● Task to carry out: Read through the records below and copy each line that uses the word "Text".

>> START Record excerpts

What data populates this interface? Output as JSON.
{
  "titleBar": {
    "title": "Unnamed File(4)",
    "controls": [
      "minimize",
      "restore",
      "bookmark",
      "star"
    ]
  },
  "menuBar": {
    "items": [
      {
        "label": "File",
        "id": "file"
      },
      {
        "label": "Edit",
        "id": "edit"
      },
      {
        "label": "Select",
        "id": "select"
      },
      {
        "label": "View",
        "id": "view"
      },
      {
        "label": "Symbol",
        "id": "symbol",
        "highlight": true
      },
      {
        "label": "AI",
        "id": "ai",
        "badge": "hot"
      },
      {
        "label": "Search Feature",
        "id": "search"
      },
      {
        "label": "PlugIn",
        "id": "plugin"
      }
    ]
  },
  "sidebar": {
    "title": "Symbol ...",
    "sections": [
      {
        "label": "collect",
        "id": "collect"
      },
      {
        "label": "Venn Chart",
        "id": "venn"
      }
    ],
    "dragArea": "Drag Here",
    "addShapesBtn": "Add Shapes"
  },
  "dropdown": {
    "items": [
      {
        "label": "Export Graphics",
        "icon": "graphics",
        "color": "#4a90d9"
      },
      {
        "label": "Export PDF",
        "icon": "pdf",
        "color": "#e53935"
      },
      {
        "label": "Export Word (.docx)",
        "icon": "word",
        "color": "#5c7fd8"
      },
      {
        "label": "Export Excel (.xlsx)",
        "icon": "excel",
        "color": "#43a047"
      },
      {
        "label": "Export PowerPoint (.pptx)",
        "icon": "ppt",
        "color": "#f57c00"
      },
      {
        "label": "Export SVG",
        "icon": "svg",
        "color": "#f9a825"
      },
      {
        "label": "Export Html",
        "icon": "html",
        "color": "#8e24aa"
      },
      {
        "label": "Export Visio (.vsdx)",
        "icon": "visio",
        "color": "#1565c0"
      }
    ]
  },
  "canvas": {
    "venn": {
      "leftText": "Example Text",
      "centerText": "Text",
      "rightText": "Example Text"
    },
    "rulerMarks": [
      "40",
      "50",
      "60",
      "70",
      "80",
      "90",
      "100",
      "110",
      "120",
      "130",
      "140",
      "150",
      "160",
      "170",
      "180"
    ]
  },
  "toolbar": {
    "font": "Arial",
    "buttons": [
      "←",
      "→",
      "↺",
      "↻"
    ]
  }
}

>> END Record excerpts

● Correct answer:
      "leftText": "Example Text",
      "centerText": "Text",
      "rightText": "Example Text"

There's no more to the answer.